I'm still looking to replace my oil boiler (1970s vintage).  Here in NY, the regulations will require ultra-low sulfur heating oil by July of this year.  Next summer, I'll likely replace my existing boiler with a condensing oil boiler since I believe the reliability will be very good with the ultra-low sulfur heating oil (sure, they are supposed to be fine with the oil we have now, but....).  The big benefit with the condensing oil boiler is that I can get a sealed-combustion side-vent or chimney vent.  I could go with the chimney vent today, but make it side-vent in the future, and (from what I have read) the side-vent on a properly running condensing oil boiler will not be as sooty as a power-vented standard combustion boiler.  That is a big plus as I don't want a black splotch of soot on the side of my house where it would vent (if I ever side vented it).  That would free me up for another use for the flue.   The downside is about $2-3k more cost for condensing boiler compared to standard oil boiler.  

I considered the PB105 pellet boiler from Harman, but given that I am away from my house for >2 weeks at a time, this wasn't an option - too much cleaning required in weekly (or less) intervals.  There also seemed to be a fair amount of reliability issues with the PB105 four or five years ago, and that turned me off as well.  Plus, at the time, wood pellets and oil at $2.50/gal were about the same cost per BTU, so there was no real cost savings.  

I also looked at a propane boiler.  Downside here is that the propane tank is stored outside and I didn't have a good spot for it (small 1/4 acre lot, just like you).  Plus, cost per BTU is same as oil. 

So, my focus will continue to be to 1) reduce oil consumption (blower door test is happening today), 2) use woodstove as much as possible (I save about 150 to 200 gallons per year by burning wood when I can), 3) get existing heating system replaced with a more efficient oil boiler.  I've gone from ~1000 gallons/year to ~550 gallons/year (not counting the 150-200 gallons saved by burning wood in the stove) with insulation and weatherization improvements.  I think I can get down to 475 gallons/year with more attic insulation and air sealing improvements, and then get down to ~350 gallons per year with a new boiler (and subtract 150 to 200 gallons from that that I save by burning wood).  Then, my oil cost would be down to <=200 gallons per year - not zero, but pretty low and tolerable, and if I could burn more wood (if I was around more), it would be even less.

Extracted data -
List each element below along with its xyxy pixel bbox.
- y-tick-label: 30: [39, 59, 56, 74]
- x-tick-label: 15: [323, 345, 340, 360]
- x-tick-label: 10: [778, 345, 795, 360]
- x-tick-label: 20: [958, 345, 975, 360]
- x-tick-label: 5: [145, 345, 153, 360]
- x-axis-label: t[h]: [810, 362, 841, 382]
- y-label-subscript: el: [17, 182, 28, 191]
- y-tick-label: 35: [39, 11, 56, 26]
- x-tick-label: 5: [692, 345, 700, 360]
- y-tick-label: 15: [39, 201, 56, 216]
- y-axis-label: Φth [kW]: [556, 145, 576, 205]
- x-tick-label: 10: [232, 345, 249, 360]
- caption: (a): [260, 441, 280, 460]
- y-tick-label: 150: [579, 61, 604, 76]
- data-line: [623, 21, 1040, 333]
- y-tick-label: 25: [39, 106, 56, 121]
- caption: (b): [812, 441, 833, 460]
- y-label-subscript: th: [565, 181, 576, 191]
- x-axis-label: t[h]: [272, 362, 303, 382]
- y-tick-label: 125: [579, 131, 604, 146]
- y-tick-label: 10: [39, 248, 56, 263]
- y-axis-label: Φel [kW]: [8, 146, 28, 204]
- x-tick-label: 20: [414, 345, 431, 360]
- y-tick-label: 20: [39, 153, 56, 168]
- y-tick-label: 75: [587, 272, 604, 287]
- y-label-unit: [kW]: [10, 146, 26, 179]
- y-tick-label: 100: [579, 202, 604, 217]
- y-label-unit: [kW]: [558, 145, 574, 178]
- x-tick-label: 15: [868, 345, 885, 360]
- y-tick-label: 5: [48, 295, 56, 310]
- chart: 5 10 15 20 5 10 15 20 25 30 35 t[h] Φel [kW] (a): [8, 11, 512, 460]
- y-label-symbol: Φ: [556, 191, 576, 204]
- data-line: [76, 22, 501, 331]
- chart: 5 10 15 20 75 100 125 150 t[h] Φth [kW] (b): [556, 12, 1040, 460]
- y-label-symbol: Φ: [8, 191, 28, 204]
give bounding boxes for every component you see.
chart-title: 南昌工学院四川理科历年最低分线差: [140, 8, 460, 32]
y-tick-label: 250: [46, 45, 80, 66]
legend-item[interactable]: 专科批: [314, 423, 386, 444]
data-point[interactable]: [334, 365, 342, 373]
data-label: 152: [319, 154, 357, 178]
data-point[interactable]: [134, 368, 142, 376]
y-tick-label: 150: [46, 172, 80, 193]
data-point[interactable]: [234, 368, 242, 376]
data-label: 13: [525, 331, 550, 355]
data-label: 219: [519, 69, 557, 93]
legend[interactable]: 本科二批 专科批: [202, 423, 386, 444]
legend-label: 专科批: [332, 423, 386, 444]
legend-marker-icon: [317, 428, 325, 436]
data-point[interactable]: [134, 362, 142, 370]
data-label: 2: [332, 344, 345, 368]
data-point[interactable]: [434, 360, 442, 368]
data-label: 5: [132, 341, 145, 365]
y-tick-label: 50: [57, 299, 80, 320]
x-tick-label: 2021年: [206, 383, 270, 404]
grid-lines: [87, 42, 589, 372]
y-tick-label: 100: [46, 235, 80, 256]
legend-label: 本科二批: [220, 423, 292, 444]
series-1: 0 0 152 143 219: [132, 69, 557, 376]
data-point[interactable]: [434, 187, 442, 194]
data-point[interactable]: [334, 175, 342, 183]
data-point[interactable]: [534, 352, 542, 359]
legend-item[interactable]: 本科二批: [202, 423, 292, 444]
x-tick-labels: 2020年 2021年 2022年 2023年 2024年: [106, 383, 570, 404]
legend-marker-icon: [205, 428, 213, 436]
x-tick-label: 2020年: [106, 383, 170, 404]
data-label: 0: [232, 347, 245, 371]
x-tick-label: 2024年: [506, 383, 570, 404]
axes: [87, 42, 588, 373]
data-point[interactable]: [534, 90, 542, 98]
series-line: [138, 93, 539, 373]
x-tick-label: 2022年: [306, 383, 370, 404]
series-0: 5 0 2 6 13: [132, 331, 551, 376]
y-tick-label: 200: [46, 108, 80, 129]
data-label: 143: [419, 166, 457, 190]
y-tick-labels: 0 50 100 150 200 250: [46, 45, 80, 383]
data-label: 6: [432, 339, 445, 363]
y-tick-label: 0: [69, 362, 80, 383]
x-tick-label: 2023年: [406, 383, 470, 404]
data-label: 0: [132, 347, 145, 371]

Required task - Finish out the next part of the post about replacing the oil boiler, picking up right after its last sentence. The records aren't needed here.

Task answer -
This was my thought process, findings, and current plan.  Perhaps you'll find something useful for yourself in my exercise and plans.


----------



## willworkforwood (Apr 12, 2012)

900-1000 gallons of oil for your house size in MA is WAY too much.  So, you have already  identified known issues that you're planning to work on, and that's definitely the right road to be on.  You specifically mentioned insulation, but you may be losing as much (if not more) heat due to infiltration.  There are many places infiltration can occur and a few small, obscure areas can leak a huge amount of heat on a cold, windy night.  So if you can put every spare dollar and minute into getting the place buttoned-up, you're likely to see a huge drop in heating requirements.  The other thing to consider is the condition of your current boiler - is it a newer, efficient unit that's been well-tuned by a good pro?  The electric WH to eliminate Summer oil sounds like a good choice regardless; but you may find, after doing lots of good improvements, your best $$ choice may be to keep your current oil burner, depending on its age and condidtion.  Then, after seeing how things go next Winter, perhaps a small pellet stove might complete your picture.


----------



## R Mannino (Apr 12, 2012)

An updated oil system in that size home should only use around 650 gallons a year.  Yes oil costs are high, but consumption can be reduced.  Don't get me wrong, I have a wood burning stove as well in a 1400 sq ft house (Harman Oakwood)


----------



## rowerwet (Apr 12, 2012)

I would keep the oil, after all it is paid for, go electric for the hot water (indirect oil hot water is a big waste) and add a pellet boiler that heats the oil boiler, that way if the pellets go out the oil will kick in. Also add a sidearm HX to the water heater to save on electric during the heating season


----------



## EcoHeat (Apr 16, 2012)

mtbikerj - The plan you describe at the start of this thread is solid.  More insulation is a good place to start.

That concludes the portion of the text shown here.